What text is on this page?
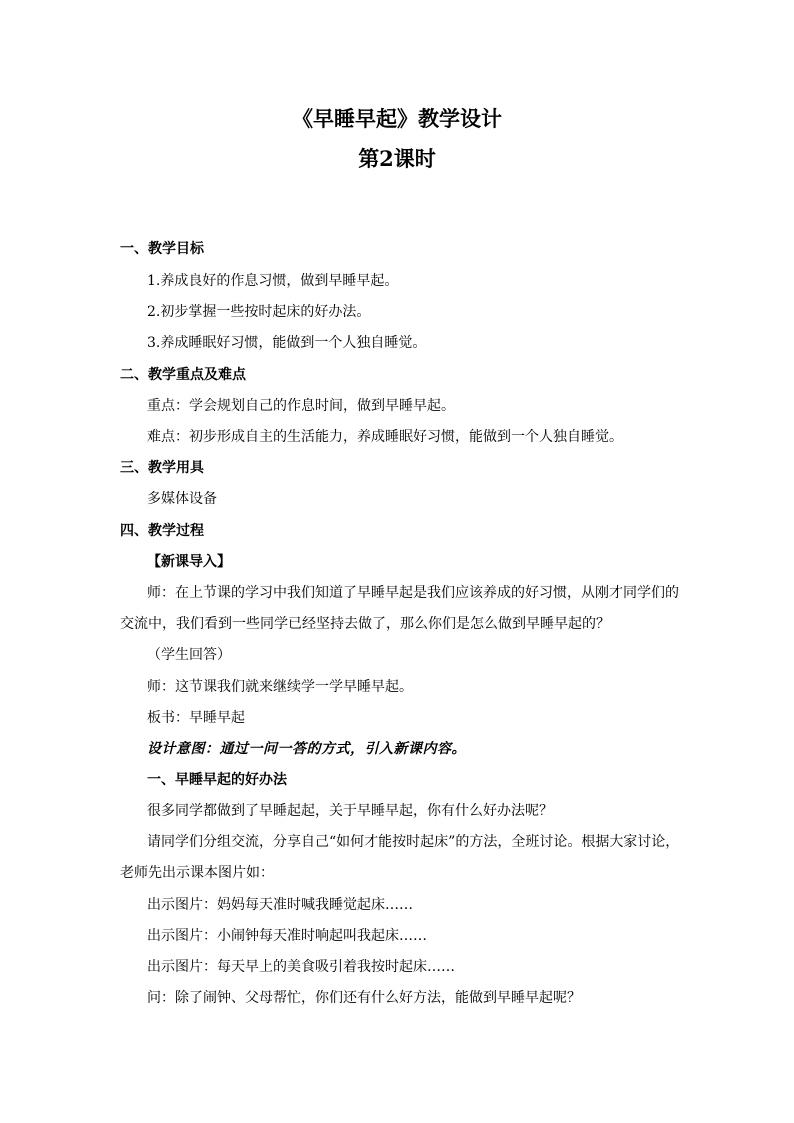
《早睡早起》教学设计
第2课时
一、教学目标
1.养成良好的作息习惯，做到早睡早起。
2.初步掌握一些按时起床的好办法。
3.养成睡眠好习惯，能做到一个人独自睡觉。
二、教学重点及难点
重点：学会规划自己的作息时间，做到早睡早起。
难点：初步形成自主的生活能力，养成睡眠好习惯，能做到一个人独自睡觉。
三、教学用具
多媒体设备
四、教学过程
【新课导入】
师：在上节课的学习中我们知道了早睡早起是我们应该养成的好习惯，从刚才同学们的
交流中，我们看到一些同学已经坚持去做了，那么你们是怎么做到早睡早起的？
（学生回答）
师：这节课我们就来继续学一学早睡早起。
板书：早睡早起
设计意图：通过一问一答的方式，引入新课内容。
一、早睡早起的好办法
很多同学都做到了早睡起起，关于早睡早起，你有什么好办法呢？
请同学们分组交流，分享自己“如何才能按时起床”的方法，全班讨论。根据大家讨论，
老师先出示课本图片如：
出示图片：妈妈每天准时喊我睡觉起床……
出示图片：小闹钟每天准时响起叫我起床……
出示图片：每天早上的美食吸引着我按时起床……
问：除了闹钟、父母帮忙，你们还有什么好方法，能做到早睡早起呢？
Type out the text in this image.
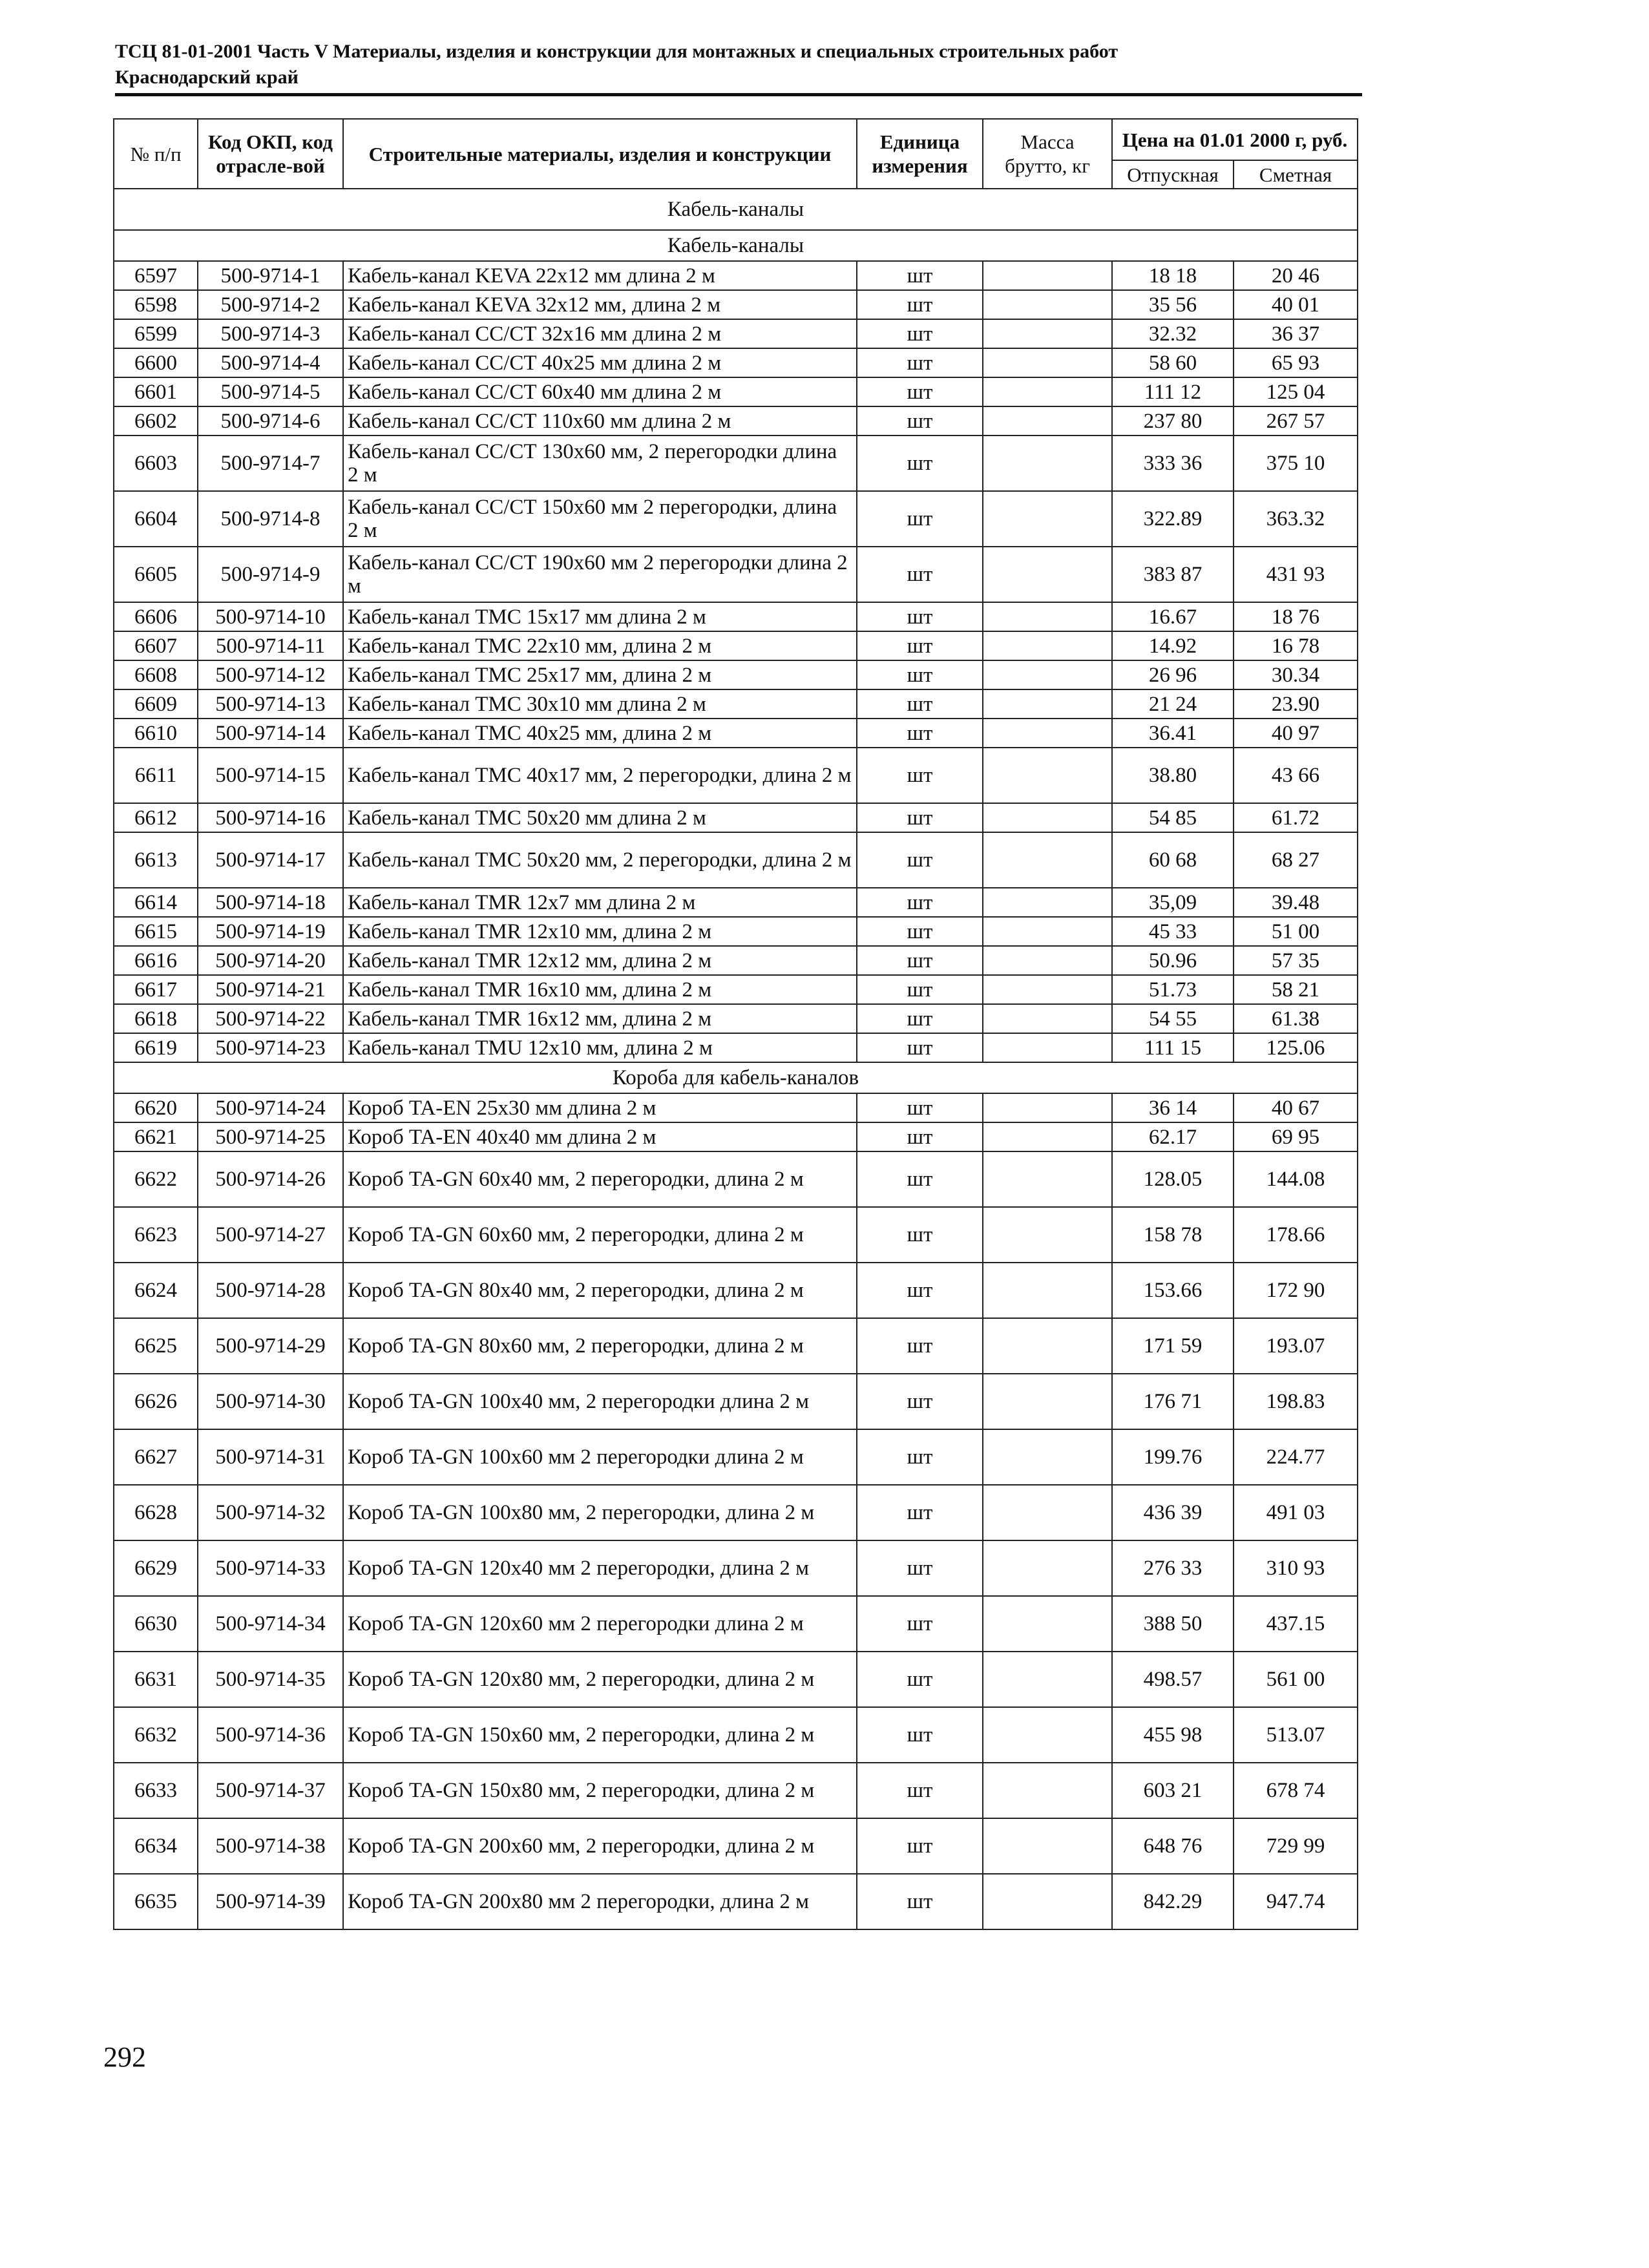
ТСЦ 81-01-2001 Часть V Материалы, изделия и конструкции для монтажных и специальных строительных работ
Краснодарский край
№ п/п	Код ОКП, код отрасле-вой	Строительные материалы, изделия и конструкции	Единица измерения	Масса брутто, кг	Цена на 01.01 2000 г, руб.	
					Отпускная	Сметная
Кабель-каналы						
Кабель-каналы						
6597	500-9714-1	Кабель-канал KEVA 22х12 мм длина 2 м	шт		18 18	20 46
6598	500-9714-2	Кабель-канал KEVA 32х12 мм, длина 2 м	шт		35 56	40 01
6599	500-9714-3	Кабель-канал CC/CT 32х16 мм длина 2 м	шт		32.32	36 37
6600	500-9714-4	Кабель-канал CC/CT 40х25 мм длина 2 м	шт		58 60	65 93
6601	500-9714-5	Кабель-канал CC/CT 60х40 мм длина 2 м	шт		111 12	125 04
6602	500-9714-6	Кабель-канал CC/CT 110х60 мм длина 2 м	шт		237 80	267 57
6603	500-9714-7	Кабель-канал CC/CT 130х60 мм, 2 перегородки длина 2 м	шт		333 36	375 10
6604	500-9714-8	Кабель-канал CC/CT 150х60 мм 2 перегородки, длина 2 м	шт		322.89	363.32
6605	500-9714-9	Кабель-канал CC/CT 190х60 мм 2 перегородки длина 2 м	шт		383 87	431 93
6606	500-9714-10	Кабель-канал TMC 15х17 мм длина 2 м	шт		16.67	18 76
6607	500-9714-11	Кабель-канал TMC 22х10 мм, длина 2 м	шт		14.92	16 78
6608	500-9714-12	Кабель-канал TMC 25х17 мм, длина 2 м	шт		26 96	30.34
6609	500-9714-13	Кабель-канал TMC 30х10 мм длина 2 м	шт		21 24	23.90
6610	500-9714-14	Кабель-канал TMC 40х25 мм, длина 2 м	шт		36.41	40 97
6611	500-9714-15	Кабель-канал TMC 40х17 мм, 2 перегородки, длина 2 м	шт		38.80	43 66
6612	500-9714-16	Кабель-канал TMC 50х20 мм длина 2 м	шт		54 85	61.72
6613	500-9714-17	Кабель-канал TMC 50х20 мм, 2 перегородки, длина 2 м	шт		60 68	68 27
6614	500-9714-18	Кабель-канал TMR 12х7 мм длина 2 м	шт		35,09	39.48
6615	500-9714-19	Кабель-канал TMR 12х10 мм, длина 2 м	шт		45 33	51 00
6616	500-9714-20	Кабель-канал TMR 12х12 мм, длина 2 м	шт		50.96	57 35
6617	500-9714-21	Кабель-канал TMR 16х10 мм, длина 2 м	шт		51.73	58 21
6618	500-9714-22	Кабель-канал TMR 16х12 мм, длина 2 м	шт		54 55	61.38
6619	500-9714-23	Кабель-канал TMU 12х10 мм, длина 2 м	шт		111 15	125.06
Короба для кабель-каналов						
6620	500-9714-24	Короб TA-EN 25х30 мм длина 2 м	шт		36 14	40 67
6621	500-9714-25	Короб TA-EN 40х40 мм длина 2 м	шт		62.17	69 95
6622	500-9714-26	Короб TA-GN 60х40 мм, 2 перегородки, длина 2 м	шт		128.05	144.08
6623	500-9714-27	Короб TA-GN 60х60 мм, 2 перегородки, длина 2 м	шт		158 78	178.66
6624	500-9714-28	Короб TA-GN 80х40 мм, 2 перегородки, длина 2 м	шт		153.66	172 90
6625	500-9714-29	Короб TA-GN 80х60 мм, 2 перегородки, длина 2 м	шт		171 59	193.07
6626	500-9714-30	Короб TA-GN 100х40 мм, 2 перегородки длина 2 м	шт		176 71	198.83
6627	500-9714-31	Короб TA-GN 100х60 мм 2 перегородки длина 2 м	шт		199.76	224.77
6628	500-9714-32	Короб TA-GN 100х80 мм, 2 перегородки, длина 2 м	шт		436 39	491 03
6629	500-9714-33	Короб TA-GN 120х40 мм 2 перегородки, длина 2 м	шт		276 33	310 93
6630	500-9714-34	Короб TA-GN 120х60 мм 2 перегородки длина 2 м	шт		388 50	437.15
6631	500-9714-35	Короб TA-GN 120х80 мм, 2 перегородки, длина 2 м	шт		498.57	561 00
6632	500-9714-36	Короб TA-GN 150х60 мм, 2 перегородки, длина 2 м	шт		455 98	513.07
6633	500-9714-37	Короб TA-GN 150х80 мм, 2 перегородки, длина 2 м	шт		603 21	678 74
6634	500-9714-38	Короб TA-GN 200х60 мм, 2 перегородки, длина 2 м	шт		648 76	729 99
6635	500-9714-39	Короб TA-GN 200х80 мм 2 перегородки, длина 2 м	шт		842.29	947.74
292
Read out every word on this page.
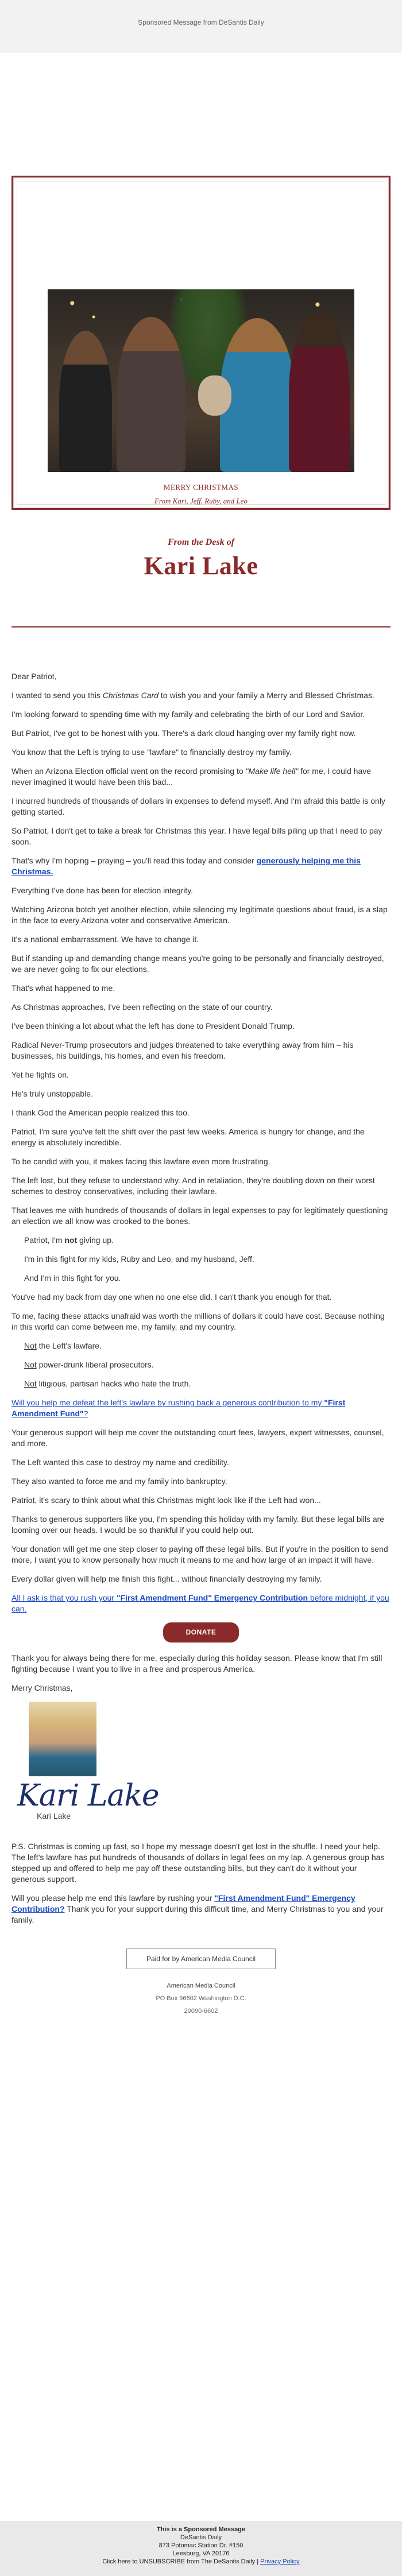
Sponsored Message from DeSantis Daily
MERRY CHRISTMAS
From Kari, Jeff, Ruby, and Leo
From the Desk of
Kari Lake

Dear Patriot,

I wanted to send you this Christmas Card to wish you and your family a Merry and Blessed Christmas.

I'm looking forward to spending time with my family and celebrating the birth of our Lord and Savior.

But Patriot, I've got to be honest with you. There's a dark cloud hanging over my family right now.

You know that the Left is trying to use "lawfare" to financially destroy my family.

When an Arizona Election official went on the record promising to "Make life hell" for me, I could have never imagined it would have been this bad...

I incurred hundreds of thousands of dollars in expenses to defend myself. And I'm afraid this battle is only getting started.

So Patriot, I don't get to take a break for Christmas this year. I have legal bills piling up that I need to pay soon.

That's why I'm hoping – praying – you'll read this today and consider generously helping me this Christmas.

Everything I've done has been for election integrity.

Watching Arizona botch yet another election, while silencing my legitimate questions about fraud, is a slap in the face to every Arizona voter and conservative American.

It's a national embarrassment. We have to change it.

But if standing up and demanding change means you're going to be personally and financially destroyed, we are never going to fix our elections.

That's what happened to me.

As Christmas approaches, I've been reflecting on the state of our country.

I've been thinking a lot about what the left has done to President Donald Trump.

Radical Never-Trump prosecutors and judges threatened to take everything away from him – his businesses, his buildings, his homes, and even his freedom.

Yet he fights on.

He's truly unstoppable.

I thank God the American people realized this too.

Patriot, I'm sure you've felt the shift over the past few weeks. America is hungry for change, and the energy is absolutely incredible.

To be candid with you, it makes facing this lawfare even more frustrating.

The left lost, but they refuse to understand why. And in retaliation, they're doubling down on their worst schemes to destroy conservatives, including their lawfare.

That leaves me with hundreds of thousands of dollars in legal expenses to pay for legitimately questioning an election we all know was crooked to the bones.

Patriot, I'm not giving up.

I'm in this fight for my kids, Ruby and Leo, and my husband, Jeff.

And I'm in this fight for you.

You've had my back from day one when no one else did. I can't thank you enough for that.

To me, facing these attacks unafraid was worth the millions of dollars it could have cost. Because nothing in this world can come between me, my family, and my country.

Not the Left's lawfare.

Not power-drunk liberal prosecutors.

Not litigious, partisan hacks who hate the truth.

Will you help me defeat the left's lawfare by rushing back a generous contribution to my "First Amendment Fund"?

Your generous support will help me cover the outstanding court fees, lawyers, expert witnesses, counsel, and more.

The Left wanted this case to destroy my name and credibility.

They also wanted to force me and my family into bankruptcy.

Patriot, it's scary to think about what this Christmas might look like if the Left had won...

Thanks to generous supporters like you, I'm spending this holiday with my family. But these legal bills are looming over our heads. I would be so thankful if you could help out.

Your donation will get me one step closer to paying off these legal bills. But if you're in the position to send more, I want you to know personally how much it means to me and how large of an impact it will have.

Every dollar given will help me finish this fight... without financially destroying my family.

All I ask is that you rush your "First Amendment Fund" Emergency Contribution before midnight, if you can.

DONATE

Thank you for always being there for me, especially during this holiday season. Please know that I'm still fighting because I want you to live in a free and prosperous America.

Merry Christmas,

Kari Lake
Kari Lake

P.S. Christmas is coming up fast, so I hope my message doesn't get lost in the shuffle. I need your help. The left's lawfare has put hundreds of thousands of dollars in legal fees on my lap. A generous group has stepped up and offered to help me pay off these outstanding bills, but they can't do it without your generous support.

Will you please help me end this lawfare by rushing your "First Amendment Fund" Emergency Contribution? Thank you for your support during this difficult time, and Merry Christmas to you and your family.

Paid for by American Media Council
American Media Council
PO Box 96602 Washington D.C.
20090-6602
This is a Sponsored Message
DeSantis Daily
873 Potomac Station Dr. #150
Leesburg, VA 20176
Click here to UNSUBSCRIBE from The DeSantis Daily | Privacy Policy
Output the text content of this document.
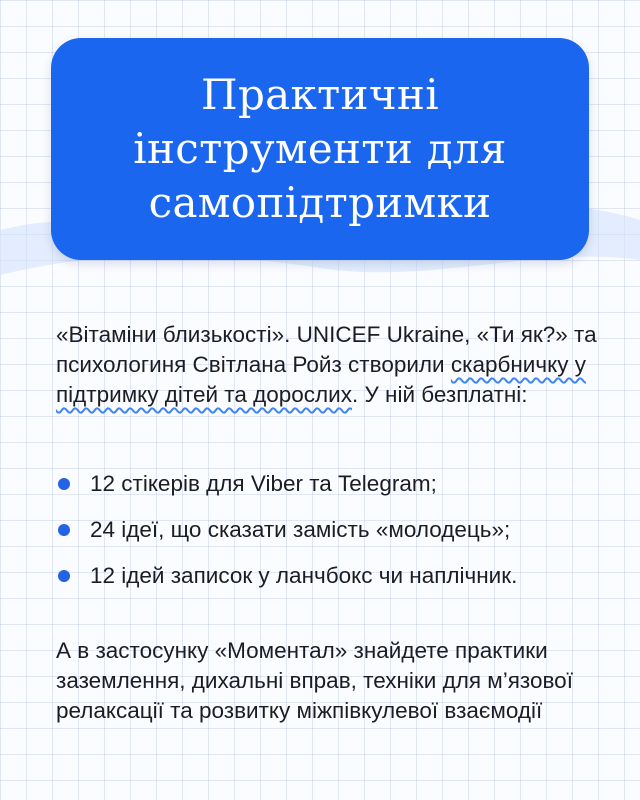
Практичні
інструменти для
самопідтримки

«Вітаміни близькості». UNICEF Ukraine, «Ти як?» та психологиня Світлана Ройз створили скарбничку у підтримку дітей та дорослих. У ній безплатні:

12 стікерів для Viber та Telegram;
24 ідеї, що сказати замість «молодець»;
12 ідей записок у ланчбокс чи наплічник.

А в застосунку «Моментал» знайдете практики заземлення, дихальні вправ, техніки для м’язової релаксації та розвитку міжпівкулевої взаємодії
◇ ◇ ◇
Written request: Reproduce each line of the entries in which the word "Media" is found.

Reply:
Paid for by American Media Council
American Media Council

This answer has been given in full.